■ Exercise
Can you return every line of the records below, unchanged and in the same order?
--- begin ---
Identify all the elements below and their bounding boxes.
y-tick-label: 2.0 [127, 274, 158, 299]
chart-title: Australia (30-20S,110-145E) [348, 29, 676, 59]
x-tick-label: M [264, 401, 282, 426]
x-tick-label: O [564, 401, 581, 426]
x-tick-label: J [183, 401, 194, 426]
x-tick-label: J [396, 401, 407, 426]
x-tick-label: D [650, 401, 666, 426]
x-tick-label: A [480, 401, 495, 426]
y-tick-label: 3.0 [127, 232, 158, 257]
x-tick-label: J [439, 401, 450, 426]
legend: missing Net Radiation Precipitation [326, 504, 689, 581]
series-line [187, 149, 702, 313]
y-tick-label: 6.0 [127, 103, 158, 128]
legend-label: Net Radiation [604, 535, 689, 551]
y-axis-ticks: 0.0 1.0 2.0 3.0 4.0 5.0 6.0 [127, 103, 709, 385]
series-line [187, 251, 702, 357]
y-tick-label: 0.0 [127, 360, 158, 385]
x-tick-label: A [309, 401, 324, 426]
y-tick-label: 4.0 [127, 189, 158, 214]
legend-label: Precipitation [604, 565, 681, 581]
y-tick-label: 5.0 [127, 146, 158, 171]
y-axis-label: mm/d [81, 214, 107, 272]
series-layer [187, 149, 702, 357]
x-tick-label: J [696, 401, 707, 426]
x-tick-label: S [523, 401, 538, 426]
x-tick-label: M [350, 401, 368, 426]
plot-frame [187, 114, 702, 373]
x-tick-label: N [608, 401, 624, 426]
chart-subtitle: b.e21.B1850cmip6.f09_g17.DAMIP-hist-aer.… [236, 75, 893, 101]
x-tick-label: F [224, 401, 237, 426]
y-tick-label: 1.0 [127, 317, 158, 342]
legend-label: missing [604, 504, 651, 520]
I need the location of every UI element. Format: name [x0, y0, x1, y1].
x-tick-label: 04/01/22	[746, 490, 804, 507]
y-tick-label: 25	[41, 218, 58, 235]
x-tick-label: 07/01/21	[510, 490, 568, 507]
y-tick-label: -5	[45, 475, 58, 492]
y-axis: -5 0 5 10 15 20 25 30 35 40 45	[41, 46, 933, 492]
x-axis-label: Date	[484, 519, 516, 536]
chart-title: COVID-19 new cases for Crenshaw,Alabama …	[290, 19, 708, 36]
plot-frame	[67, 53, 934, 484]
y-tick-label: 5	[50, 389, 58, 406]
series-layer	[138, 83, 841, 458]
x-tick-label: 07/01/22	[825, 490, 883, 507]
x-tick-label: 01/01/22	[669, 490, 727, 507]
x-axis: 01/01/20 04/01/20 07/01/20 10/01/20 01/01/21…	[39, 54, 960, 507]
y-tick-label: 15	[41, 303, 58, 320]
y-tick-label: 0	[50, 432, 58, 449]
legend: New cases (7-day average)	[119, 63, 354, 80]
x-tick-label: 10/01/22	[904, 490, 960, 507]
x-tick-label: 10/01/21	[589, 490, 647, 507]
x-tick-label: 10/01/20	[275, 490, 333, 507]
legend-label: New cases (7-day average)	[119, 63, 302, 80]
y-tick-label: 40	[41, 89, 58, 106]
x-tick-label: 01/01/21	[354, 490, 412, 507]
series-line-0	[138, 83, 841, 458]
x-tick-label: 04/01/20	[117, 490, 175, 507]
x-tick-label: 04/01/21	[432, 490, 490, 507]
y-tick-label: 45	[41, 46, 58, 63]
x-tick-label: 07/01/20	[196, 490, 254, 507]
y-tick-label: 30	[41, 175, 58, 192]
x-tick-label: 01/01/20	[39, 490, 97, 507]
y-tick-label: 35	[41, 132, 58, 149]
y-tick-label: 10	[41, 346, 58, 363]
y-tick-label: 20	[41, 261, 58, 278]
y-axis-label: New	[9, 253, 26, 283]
--- end ---
■ The answer
Identify all the elements below and their bounding boxes.
y-tick-label: 2.0 [127, 274, 158, 299]
chart-title: Australia (30-20S,110-145E) [348, 29, 676, 59]
x-tick-label: M [264, 401, 282, 426]
x-tick-label: O [564, 401, 581, 426]
x-tick-label: J [183, 401, 194, 426]
x-tick-label: J [396, 401, 407, 426]
x-tick-label: D [650, 401, 666, 426]
x-tick-label: A [480, 401, 495, 426]
y-tick-label: 3.0 [127, 232, 158, 257]
x-tick-label: J [439, 401, 450, 426]
legend: missing Net Radiation Precipitation [326, 504, 689, 581]
series-line [187, 149, 702, 313]
y-tick-label: 6.0 [127, 103, 158, 128]
legend-label: Net Radiation [604, 535, 689, 551]
y-axis-ticks: 0.0 1.0 2.0 3.0 4.0 5.0 6.0 [127, 103, 709, 385]
series-line [187, 251, 702, 357]
y-tick-label: 0.0 [127, 360, 158, 385]
x-tick-label: A [309, 401, 324, 426]
y-tick-label: 4.0 [127, 189, 158, 214]
legend-label: Precipitation [604, 565, 681, 581]
y-tick-label: 5.0 [127, 146, 158, 171]
y-axis-label: mm/d [81, 214, 107, 272]
series-layer [187, 149, 702, 357]
x-tick-label: J [696, 401, 707, 426]
x-tick-label: S [523, 401, 538, 426]
x-tick-label: M [350, 401, 368, 426]
plot-frame [187, 114, 702, 373]
x-tick-label: N [608, 401, 624, 426]
chart-subtitle: b.e21.B1850cmip6.f09_g17.DAMIP-hist-aer.… [236, 75, 893, 101]
x-tick-label: F [224, 401, 237, 426]
y-tick-label: 1.0 [127, 317, 158, 342]
legend-label: missing [604, 504, 651, 520]
I need the location of every UI element. Format: name [x0, y0, x1, y1].
x-tick-label: 04/01/22	[746, 490, 804, 507]
y-tick-label: 25	[41, 218, 58, 235]
x-tick-label: 07/01/21	[510, 490, 568, 507]
y-tick-label: -5	[45, 475, 58, 492]
y-axis: -5 0 5 10 15 20 25 30 35 40 45	[41, 46, 933, 492]
x-axis-label: Date	[484, 519, 516, 536]
chart-title: COVID-19 new cases for Crenshaw,Alabama …	[290, 19, 708, 36]
plot-frame	[67, 53, 934, 484]
y-tick-label: 5	[50, 389, 58, 406]
series-layer	[138, 83, 841, 458]
x-tick-label: 07/01/22	[825, 490, 883, 507]
x-tick-label: 01/01/22	[669, 490, 727, 507]
x-axis: 01/01/20 04/01/20 07/01/20 10/01/20 01/01/21…	[39, 54, 960, 507]
y-tick-label: 15	[41, 303, 58, 320]
y-tick-label: 0	[50, 432, 58, 449]
legend: New cases (7-day average)	[119, 63, 354, 80]
x-tick-label: 10/01/22	[904, 490, 960, 507]
x-tick-label: 10/01/21	[589, 490, 647, 507]
x-tick-label: 10/01/20	[275, 490, 333, 507]
legend-label: New cases (7-day average)	[119, 63, 302, 80]
y-tick-label: 40	[41, 89, 58, 106]
x-tick-label: 01/01/21	[354, 490, 412, 507]
series-line-0	[138, 83, 841, 458]
x-tick-label: 04/01/20	[117, 490, 175, 507]
x-tick-label: 04/01/21	[432, 490, 490, 507]
y-tick-label: 45	[41, 46, 58, 63]
x-tick-label: 07/01/20	[196, 490, 254, 507]
y-tick-label: 30	[41, 175, 58, 192]
x-tick-label: 01/01/20	[39, 490, 97, 507]
y-tick-label: 35	[41, 132, 58, 149]
y-tick-label: 10	[41, 346, 58, 363]
y-tick-label: 20	[41, 261, 58, 278]
y-axis-label: New	[9, 253, 26, 283]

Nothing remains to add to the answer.